--- start of RECORDS FOR THIS TASK ---

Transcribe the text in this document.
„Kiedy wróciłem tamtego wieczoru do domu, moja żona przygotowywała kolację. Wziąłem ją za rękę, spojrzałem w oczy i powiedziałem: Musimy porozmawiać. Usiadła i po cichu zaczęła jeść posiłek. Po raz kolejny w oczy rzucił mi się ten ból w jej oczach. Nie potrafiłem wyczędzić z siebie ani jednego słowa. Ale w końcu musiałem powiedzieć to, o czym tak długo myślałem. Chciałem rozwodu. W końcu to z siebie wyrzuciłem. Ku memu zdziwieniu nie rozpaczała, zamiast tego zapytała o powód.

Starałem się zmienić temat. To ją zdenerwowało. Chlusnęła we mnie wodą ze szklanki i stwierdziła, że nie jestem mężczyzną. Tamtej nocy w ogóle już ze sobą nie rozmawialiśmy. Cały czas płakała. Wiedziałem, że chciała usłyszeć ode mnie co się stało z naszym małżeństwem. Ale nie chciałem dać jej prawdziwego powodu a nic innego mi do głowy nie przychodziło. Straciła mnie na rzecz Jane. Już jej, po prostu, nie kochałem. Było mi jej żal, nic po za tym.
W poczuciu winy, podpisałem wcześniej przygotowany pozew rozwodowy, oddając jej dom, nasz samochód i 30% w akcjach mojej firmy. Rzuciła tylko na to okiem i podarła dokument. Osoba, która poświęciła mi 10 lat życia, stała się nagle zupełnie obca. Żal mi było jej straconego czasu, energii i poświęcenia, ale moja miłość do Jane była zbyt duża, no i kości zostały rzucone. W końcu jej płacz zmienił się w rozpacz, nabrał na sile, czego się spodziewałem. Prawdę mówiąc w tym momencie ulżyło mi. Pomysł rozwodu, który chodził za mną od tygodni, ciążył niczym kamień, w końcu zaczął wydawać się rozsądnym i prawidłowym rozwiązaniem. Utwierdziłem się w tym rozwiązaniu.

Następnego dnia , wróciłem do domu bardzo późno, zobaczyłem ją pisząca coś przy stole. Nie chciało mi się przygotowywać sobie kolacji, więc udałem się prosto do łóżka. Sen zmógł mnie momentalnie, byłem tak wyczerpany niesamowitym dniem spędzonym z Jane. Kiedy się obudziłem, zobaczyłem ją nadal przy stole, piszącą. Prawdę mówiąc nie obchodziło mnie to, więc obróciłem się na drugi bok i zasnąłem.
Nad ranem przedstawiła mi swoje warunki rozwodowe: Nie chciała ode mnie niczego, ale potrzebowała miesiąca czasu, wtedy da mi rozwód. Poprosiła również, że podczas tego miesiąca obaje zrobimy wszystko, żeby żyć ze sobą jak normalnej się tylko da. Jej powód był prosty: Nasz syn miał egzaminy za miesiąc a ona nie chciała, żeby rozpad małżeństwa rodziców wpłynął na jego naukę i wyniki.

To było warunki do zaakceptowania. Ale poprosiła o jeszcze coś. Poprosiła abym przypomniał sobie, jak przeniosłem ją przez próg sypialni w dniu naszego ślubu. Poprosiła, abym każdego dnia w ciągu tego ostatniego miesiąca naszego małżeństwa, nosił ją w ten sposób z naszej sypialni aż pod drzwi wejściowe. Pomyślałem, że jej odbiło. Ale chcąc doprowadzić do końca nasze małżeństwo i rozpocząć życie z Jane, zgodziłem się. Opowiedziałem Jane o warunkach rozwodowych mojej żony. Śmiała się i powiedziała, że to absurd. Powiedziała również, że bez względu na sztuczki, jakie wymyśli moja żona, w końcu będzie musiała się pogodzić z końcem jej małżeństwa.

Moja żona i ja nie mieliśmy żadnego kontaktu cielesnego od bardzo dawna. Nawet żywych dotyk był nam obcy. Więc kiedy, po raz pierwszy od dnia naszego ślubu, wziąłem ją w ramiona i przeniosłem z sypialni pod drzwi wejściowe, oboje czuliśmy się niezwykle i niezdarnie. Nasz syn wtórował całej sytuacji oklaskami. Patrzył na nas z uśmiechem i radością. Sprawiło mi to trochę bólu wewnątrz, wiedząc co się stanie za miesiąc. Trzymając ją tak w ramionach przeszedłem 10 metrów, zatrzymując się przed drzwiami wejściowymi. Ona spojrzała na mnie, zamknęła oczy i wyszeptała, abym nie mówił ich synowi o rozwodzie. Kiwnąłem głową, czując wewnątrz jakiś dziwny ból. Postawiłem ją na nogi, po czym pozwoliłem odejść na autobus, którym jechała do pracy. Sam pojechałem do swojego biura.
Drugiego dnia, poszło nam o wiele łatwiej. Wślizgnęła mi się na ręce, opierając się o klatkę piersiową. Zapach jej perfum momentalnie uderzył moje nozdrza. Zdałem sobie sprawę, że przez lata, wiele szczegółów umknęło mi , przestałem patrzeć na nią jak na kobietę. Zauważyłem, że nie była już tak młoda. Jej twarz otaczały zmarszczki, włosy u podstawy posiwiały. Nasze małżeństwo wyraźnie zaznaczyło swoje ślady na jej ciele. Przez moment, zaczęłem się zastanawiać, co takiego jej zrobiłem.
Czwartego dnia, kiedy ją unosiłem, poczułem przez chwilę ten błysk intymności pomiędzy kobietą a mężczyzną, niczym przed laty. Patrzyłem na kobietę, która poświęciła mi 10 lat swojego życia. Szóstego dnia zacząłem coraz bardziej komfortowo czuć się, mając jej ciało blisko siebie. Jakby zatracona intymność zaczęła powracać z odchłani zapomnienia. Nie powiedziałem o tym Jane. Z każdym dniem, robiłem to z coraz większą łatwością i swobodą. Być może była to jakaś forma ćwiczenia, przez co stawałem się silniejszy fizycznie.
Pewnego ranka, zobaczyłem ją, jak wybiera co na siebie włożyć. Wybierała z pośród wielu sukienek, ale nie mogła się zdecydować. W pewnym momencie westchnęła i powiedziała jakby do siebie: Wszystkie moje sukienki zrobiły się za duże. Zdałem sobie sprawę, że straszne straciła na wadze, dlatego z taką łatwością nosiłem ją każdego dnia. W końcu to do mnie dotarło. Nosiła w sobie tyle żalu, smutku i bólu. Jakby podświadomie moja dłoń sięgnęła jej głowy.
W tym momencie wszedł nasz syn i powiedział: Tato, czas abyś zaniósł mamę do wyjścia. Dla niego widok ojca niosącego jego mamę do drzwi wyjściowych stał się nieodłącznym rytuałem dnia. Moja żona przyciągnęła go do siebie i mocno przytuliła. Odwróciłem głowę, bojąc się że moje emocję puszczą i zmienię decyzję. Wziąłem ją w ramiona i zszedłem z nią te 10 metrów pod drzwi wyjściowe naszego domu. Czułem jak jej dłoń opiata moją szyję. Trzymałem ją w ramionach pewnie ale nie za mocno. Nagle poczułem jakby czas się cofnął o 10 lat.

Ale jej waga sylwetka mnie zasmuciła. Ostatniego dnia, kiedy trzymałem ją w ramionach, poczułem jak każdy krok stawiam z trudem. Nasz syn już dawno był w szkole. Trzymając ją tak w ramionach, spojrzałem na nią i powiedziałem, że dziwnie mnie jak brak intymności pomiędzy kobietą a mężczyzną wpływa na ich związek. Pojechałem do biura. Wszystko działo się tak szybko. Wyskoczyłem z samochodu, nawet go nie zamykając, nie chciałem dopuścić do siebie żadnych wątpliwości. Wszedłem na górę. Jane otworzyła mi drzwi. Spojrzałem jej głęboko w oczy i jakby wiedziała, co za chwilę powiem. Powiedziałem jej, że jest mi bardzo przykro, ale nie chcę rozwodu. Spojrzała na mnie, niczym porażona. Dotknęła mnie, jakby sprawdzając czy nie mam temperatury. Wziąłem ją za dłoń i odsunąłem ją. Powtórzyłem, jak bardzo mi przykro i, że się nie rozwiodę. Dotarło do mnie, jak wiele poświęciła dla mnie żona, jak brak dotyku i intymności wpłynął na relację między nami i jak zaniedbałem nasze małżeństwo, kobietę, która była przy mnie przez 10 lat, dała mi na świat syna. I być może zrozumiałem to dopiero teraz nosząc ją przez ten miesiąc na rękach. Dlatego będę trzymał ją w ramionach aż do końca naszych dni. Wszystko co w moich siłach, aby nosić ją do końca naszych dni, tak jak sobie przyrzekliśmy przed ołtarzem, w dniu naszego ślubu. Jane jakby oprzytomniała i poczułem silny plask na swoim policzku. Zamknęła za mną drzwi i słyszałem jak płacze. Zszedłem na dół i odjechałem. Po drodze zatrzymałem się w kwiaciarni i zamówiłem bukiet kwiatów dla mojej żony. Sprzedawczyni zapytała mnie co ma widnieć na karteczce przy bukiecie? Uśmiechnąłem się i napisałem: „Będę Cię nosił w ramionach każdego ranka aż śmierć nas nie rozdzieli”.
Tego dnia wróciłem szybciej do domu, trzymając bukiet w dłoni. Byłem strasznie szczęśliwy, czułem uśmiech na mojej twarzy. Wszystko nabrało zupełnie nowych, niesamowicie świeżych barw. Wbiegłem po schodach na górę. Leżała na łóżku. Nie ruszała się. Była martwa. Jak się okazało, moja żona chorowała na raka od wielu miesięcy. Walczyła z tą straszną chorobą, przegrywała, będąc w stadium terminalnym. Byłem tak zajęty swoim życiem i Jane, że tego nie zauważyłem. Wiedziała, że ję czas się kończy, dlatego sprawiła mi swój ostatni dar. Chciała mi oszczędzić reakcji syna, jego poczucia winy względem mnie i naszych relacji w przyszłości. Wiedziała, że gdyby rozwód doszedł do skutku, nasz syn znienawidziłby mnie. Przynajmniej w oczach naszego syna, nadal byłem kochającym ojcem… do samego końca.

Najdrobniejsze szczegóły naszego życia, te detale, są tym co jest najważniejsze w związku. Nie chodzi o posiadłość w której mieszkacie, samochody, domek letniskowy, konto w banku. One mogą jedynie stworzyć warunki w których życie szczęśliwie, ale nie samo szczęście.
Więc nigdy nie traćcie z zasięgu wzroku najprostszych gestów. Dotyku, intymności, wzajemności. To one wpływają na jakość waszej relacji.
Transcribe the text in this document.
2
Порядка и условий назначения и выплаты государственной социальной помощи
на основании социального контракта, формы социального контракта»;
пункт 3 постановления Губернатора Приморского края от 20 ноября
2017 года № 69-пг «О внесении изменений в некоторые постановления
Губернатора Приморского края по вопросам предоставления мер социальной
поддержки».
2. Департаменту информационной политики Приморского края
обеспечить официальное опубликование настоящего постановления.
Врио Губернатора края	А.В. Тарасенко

--- end of RECORDS FOR THIS TASK ---

● **EXERCISE TASK**: Select and copy every line of the material that holds the string "Приморского".

● **WRITTEN SOLUTION**:
пункт 3 постановления Губернатора Приморского края от 20 ноября
Губернатора Приморского края по вопросам предоставления мер социальной
2. Департаменту информационной политики Приморского края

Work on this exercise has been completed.